§ Given request: Write out the lines of the records from the start up to and including the line that contains "usm-circle-icon [110,37,127,51]".

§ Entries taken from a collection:

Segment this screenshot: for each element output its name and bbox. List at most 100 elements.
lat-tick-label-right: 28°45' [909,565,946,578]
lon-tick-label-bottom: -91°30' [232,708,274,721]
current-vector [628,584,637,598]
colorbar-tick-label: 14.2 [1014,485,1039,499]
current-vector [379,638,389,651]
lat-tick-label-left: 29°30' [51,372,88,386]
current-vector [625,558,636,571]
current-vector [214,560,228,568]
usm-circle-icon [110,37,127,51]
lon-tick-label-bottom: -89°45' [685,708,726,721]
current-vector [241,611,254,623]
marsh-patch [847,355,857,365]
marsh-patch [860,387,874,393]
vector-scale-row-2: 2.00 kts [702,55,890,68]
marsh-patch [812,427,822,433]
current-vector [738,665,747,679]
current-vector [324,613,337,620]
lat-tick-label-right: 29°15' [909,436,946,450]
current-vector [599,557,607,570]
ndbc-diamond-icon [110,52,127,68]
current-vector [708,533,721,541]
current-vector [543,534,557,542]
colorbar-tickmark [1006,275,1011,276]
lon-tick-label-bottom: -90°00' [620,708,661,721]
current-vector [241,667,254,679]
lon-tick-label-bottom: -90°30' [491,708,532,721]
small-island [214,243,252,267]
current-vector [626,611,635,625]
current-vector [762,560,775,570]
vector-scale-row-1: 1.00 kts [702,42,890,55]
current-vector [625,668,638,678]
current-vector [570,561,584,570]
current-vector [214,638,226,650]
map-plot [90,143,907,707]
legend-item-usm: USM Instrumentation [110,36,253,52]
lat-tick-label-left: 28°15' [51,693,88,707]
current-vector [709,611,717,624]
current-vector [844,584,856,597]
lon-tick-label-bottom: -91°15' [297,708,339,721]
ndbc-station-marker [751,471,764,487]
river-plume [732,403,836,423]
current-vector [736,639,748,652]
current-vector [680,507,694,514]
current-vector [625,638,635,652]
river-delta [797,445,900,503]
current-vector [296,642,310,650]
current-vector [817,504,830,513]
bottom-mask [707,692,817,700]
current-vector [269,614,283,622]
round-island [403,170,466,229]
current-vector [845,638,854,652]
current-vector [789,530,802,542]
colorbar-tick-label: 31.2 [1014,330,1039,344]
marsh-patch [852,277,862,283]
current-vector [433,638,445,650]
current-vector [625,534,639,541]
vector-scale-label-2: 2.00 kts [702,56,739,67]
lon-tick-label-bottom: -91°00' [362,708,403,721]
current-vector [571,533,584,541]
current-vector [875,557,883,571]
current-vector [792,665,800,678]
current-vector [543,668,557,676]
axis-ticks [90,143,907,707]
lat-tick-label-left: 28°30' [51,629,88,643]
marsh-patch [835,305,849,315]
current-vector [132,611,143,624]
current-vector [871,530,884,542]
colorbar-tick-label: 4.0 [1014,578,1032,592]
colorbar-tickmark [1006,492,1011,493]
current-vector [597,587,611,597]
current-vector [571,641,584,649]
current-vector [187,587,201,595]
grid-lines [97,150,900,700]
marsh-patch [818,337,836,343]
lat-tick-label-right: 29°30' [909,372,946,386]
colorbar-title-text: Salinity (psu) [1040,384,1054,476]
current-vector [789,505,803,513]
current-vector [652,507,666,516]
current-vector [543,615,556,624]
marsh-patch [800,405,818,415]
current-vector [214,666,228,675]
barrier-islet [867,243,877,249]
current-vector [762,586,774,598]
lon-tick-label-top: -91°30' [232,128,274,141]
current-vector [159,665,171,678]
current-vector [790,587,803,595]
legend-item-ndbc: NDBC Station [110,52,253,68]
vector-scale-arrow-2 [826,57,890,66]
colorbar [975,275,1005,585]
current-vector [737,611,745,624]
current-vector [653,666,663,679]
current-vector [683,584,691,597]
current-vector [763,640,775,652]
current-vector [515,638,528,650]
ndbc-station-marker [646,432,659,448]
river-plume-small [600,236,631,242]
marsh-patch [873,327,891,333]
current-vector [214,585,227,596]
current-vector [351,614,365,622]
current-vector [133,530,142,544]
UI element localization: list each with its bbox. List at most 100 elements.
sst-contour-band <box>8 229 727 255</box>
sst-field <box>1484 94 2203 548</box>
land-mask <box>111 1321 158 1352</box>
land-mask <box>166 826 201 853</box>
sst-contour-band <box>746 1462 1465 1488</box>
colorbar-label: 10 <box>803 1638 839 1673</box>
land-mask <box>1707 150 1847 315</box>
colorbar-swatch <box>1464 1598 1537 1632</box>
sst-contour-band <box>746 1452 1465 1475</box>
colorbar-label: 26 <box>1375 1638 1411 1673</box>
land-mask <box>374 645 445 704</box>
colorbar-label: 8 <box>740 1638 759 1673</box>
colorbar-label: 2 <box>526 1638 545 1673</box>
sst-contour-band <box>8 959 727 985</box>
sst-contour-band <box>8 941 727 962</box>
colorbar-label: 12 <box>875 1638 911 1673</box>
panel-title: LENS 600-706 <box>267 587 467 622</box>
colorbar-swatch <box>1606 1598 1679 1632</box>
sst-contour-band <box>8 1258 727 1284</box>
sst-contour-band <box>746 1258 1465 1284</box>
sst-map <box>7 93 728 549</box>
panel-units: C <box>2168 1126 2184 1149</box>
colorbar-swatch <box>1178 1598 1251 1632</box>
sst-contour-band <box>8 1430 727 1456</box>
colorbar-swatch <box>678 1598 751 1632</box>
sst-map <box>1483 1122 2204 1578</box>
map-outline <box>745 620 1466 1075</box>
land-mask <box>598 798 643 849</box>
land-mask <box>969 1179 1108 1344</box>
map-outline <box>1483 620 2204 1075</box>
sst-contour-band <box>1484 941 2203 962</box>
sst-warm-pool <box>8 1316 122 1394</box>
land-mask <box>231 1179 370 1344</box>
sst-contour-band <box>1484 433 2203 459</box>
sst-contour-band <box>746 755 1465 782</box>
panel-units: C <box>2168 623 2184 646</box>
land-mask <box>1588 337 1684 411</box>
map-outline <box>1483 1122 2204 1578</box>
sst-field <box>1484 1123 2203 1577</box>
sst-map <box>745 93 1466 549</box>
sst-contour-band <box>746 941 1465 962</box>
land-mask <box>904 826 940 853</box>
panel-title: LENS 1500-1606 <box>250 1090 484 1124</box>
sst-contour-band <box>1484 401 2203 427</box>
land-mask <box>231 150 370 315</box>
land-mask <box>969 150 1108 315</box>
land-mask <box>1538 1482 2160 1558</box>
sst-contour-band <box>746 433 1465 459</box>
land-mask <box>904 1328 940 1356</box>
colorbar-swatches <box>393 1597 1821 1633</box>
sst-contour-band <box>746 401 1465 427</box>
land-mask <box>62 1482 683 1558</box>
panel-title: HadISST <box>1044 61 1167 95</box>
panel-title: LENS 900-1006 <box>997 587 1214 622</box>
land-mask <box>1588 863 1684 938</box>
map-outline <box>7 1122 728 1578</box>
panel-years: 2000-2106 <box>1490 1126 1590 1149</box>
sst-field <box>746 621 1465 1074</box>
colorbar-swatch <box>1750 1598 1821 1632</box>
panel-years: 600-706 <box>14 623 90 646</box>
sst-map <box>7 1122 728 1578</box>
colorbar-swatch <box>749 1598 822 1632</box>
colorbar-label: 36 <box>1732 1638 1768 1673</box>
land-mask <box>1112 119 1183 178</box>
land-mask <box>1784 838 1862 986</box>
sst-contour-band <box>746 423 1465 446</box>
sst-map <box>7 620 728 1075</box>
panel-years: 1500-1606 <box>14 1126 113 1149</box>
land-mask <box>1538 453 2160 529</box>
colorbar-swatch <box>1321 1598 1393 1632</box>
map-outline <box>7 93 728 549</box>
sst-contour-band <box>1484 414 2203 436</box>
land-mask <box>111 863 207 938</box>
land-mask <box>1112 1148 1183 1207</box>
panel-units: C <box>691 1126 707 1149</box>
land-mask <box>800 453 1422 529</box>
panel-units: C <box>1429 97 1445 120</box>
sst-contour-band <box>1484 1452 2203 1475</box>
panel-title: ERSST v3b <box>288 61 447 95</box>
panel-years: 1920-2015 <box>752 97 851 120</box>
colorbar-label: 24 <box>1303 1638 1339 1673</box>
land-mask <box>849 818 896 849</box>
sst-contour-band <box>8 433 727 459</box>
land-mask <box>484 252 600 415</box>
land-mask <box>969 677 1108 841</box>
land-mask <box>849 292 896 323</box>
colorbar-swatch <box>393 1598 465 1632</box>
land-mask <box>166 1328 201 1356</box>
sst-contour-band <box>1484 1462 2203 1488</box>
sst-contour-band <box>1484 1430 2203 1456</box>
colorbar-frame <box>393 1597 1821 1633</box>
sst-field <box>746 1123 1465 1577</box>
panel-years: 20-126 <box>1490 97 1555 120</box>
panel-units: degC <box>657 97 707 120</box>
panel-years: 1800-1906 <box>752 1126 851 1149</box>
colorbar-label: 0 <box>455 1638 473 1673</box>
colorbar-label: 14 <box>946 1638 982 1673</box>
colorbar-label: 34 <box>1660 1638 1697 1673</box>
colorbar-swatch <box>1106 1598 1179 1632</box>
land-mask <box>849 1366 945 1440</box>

§ Answer for the task:
Segment this screenshot: for each element output its name and bbox. List at most 100 elements.
lat-tick-label-right: 28°45' [909,565,946,578]
lon-tick-label-bottom: -91°30' [232,708,274,721]
current-vector [628,584,637,598]
colorbar-tick-label: 14.2 [1014,485,1039,499]
current-vector [379,638,389,651]
lat-tick-label-left: 29°30' [51,372,88,386]
current-vector [625,558,636,571]
current-vector [214,560,228,568]
usm-circle-icon [110,37,127,51]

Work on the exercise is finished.